Excerpted passage:
- Born: Esther Georgina Harwood 21 November 1905 Mayfair, London
- Died: 26 February 2006 (aged 100)
- Education: Lady Margaret Hall, Oxford
- Occupation: Biographer
- Spouse: Christopher Battiscombe ​ ​(m. 1932; died 1964)​
- Children: 1
- Relatives: George Harwood (father) John Murray (stepfather) Alfred Hopkinson (maternal grandfather)
- Writing career
- Notable work: Charlotte Mary Yonge: the Story of an Uneventful Life (1943)

= Georgina Battiscombe =

British biographer (1905–2006)

Georgina Battiscombe (21 November 1905 – 26 February 2006) was a British biographer, specialising mainly in lives from the Victorian era.

She was born Esther Georgina Harwood, the elder daughter of George Harwood, a former clergyman, Liberal Member of Parliament for his home town of Bolton, master cotton spinner, and an author and barrister. Her family had a political bent; her maternal grandfather, Sir Alfred Hopkinson, KC (the first Vice-Chancellor of Manchester University), three uncles, and her stepfather, John Murray (Principal of the University College of the South West of England, Exeter), all became MPs.

She was educated at St Michael's School, Oxford, and at Lady Margaret Hall, and once considered a political career herself. In 1932 she married Christopher Battiscombe (d. 1964), a lieutenant-colonel in the Grenadier Guards. For a time they lived in Zanzibar, where Colonel Battiscombe was Secretary to the Sultan. They then lived at Durham before moving to the Henry III Tower at Windsor Castle as Colonel Battiscombe became honorary secretary of the Society of the Friends of St George's from 1958 to 1960.

Her best known books were biographies of the Victorian romantic novelist Charlotte Mary Yonge (1943); Catherine Gladstone, the wife of Prime Minister William Ewart Gladstone (1956); English churchman John Keble (1963); and Alexandra of Denmark (1969). The biography of Keble was awarded the James Tait Black Memorial Prize.

One of the reasons Battiscombe wrote about Queen Alexandra was that she and Alexandra both had the same form of deafness, otosclerosis. Battiscombe was very deaf for a large part of her life, until surgery and a hearing aid corrected this. She said that her experience gave her "some understanding of Alexandra's predicament".

Battiscombe thought that many royal biographies are factually incorrect, and that "so often the unfortunate royalties do not even receive common politeness from those who write about them".

Battiscombe also wrote biographies of Christina Rossetti (1965) and Shaftesbury (1974), and her other titles include Two on Safari (1946); English Picnics (1949); Reluctant Pioneer: The Life of Elizabeth Wordsworth (1978); The Spencers of Althorp (1984); and Winter Song, a book of poems (1992).

Battiscombe became a Fellow of the Royal Society of Literature in 1964. She died in 2006, aged 100.

Data for review:
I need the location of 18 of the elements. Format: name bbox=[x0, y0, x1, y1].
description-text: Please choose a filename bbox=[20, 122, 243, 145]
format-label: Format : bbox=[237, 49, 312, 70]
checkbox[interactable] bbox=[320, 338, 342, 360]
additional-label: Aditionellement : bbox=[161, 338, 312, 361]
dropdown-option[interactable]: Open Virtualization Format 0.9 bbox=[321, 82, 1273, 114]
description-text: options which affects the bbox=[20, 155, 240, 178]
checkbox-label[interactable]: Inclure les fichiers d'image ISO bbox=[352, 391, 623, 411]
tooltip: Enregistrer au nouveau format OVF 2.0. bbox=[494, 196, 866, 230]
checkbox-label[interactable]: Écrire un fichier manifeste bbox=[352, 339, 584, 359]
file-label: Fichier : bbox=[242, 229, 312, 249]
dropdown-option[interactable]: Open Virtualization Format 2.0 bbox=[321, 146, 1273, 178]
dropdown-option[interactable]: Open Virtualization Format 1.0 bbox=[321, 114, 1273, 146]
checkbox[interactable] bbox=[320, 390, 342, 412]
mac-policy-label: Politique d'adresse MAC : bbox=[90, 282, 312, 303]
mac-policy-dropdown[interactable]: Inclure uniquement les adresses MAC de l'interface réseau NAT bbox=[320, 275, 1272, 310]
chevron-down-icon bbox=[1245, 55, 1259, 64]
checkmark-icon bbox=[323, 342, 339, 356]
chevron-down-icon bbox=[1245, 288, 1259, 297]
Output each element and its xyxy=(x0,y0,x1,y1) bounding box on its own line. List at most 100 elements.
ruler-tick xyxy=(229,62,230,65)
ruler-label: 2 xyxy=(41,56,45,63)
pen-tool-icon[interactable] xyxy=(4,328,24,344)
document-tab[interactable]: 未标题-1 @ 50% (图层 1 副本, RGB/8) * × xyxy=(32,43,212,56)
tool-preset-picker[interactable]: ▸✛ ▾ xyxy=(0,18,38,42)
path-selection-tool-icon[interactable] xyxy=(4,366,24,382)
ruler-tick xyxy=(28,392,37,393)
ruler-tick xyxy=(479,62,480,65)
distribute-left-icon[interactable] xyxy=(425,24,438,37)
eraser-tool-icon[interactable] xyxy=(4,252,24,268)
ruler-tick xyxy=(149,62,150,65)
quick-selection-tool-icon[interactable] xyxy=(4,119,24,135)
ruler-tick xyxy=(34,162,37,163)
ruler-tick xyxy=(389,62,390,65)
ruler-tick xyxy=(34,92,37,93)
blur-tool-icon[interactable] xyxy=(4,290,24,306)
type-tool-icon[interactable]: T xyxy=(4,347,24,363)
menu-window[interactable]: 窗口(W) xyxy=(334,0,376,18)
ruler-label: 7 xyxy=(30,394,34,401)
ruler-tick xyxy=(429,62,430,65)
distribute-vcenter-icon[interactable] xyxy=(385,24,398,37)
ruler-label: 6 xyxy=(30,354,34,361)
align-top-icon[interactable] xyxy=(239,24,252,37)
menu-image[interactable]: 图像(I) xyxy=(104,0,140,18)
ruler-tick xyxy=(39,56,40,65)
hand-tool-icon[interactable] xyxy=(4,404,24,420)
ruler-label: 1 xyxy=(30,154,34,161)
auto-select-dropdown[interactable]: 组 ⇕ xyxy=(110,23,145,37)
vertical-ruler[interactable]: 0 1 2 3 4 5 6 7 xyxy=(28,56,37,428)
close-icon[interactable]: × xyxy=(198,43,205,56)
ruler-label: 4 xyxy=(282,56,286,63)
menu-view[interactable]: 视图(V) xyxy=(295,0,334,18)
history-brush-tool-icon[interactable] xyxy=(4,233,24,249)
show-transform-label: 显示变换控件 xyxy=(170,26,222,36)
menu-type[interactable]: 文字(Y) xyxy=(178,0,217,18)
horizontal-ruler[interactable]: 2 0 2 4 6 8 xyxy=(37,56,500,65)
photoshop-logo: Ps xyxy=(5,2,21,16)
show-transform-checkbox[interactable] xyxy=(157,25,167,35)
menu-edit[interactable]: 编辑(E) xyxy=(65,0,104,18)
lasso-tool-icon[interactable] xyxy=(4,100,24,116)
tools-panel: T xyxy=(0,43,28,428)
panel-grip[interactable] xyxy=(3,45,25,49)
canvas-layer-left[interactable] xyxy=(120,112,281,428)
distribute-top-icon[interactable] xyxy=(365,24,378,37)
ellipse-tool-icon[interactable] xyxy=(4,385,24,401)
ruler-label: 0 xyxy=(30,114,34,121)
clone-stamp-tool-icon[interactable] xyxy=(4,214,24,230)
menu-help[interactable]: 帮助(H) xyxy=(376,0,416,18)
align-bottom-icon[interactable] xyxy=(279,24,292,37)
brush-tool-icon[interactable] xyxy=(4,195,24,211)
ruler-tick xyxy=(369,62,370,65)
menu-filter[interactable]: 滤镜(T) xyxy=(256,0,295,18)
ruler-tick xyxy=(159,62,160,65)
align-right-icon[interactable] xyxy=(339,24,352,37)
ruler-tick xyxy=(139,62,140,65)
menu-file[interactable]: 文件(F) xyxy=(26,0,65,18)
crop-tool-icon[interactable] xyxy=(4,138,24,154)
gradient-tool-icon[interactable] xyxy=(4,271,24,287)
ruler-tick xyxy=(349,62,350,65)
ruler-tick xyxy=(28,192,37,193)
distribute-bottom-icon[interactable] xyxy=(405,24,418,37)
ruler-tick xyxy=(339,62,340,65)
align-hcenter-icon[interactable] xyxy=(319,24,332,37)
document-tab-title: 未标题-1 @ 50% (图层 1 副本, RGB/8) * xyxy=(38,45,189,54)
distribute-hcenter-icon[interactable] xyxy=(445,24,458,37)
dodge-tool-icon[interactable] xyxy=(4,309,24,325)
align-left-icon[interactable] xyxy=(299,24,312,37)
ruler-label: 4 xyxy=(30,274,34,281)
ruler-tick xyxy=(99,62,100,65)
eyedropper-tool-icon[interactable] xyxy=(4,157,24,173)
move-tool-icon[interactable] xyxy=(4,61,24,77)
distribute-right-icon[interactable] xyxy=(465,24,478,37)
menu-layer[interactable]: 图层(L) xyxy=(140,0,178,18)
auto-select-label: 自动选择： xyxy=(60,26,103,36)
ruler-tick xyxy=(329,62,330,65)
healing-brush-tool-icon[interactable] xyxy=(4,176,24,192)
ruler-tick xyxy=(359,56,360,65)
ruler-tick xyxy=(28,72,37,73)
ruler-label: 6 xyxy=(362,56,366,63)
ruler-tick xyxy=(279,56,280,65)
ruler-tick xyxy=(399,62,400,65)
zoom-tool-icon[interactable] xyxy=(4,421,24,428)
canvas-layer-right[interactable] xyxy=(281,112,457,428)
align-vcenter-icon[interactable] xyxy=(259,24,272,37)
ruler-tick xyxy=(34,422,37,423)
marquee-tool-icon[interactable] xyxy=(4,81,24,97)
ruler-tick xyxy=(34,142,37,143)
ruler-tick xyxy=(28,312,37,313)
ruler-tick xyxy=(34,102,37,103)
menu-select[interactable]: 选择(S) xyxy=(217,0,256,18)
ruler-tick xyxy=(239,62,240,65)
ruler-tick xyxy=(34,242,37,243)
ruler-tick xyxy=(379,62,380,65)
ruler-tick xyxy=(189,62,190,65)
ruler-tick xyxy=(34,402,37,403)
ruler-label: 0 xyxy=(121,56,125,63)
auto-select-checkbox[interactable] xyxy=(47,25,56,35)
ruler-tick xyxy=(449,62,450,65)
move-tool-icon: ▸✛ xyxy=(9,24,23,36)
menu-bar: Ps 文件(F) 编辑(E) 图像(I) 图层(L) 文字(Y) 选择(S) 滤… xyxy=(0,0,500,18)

Assigned task: According to the article on Georgina Battiscombe, which of her biographies received the James Tait Black Memorial Prize?

Response area: Her 1963 biography of the English churchman John Keble.